◆ REQUIRED WORK ◆
Return each of the following items verbatim, line for line, with no alteration.

(Boxed element entries)
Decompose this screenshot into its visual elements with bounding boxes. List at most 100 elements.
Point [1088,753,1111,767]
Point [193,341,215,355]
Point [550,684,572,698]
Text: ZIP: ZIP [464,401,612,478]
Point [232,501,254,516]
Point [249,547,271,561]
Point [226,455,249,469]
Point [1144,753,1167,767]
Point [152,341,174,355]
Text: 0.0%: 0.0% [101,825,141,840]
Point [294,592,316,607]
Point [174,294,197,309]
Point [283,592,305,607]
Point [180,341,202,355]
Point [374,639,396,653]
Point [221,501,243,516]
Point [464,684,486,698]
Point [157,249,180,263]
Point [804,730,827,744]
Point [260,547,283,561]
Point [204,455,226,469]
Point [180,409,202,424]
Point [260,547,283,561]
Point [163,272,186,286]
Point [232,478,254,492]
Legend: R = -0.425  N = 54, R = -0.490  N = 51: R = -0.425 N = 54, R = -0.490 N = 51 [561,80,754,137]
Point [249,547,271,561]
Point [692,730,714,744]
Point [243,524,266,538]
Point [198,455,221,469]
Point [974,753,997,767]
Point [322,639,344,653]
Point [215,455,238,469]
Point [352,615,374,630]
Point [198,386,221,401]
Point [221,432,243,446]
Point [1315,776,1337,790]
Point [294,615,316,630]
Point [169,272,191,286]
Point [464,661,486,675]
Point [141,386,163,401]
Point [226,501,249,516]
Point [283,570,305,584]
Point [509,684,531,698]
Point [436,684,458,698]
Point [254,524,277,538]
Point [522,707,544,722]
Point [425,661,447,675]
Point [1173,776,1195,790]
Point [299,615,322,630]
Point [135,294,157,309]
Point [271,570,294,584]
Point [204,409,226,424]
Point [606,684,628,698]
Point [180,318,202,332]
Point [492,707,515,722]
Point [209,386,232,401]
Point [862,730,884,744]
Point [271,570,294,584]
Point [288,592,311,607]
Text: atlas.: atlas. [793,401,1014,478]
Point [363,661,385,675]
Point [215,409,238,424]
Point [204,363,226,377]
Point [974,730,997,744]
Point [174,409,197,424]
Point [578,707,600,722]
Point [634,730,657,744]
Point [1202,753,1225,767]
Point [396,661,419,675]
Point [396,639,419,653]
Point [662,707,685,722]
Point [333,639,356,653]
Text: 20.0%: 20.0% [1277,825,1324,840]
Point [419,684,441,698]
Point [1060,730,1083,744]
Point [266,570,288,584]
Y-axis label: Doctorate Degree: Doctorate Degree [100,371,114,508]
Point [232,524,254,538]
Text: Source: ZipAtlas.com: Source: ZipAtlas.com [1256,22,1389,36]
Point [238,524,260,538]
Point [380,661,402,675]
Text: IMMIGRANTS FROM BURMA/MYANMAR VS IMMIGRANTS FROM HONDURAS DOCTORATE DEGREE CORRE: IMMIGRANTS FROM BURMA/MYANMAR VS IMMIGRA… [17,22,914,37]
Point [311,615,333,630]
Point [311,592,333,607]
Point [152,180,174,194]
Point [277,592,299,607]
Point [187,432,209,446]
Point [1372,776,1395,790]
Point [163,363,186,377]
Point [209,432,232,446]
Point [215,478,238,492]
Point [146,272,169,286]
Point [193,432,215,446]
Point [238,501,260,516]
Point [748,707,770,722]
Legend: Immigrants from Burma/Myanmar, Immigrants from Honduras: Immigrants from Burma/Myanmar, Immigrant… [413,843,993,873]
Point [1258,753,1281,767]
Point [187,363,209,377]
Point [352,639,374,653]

◆ SOLUTION TO THIS EXERCISE ◆
Decompose this screenshot into its visual elements with bounding boxes. List at most 100 elements.
Point [1088,753,1111,767]
Point [193,341,215,355]
Point [550,684,572,698]
Text: ZIP: ZIP [464,401,612,478]
Point [232,501,254,516]
Point [249,547,271,561]
Point [226,455,249,469]
Point [1144,753,1167,767]
Point [152,341,174,355]
Text: 0.0%: 0.0% [101,825,141,840]
Point [294,592,316,607]
Point [174,294,197,309]
Point [283,592,305,607]
Point [180,341,202,355]
Point [374,639,396,653]
Point [221,501,243,516]
Point [464,684,486,698]
Point [157,249,180,263]
Point [804,730,827,744]
Point [260,547,283,561]
Point [204,455,226,469]
Point [180,409,202,424]
Point [260,547,283,561]
Point [163,272,186,286]
Point [232,478,254,492]
Legend: R = -0.425  N = 54, R = -0.490  N = 51: R = -0.425 N = 54, R = -0.490 N = 51 [561,80,754,137]
Point [249,547,271,561]
Point [692,730,714,744]
Point [243,524,266,538]
Point [198,455,221,469]
Point [974,753,997,767]
Point [322,639,344,653]
Point [215,455,238,469]
Point [352,615,374,630]
Point [198,386,221,401]
Point [221,432,243,446]
Point [1315,776,1337,790]
Point [294,615,316,630]
Point [169,272,191,286]
Point [464,661,486,675]
Point [141,386,163,401]
Point [226,501,249,516]
Point [283,570,305,584]
Point [509,684,531,698]
Point [436,684,458,698]
Point [254,524,277,538]
Point [522,707,544,722]
Point [425,661,447,675]
Point [1173,776,1195,790]
Point [299,615,322,630]
Point [135,294,157,309]
Point [271,570,294,584]
Point [204,409,226,424]
Point [606,684,628,698]
Point [180,318,202,332]
Point [492,707,515,722]
Point [209,386,232,401]
Point [862,730,884,744]
Point [271,570,294,584]
Point [288,592,311,607]
Text: atlas.: atlas. [793,401,1014,478]
Point [363,661,385,675]
Point [215,409,238,424]
Point [204,363,226,377]
Point [974,730,997,744]
Point [174,409,197,424]
Point [578,707,600,722]
Point [634,730,657,744]
Point [1202,753,1225,767]
Point [396,661,419,675]
Point [396,639,419,653]
Point [662,707,685,722]
Point [333,639,356,653]
Text: 20.0%: 20.0% [1277,825,1324,840]
Point [419,684,441,698]
Point [1060,730,1083,744]
Point [266,570,288,584]
Y-axis label: Doctorate Degree: Doctorate Degree [100,371,114,508]
Point [232,524,254,538]
Text: Source: ZipAtlas.com: Source: ZipAtlas.com [1256,22,1389,36]
Point [238,524,260,538]
Point [380,661,402,675]
Text: IMMIGRANTS FROM BURMA/MYANMAR VS IMMIGRANTS FROM HONDURAS DOCTORATE DEGREE CORRE: IMMIGRANTS FROM BURMA/MYANMAR VS IMMIGRA… [17,22,914,37]
Point [311,615,333,630]
Point [311,592,333,607]
Point [152,180,174,194]
Point [277,592,299,607]
Point [187,432,209,446]
Point [1372,776,1395,790]
Point [163,363,186,377]
Point [209,432,232,446]
Point [215,478,238,492]
Point [146,272,169,286]
Point [193,432,215,446]
Point [238,501,260,516]
Point [748,707,770,722]
Legend: Immigrants from Burma/Myanmar, Immigrants from Honduras: Immigrants from Burma/Myanmar, Immigrant… [413,843,993,873]
Point [1258,753,1281,767]
Point [187,363,209,377]
Point [352,639,374,653]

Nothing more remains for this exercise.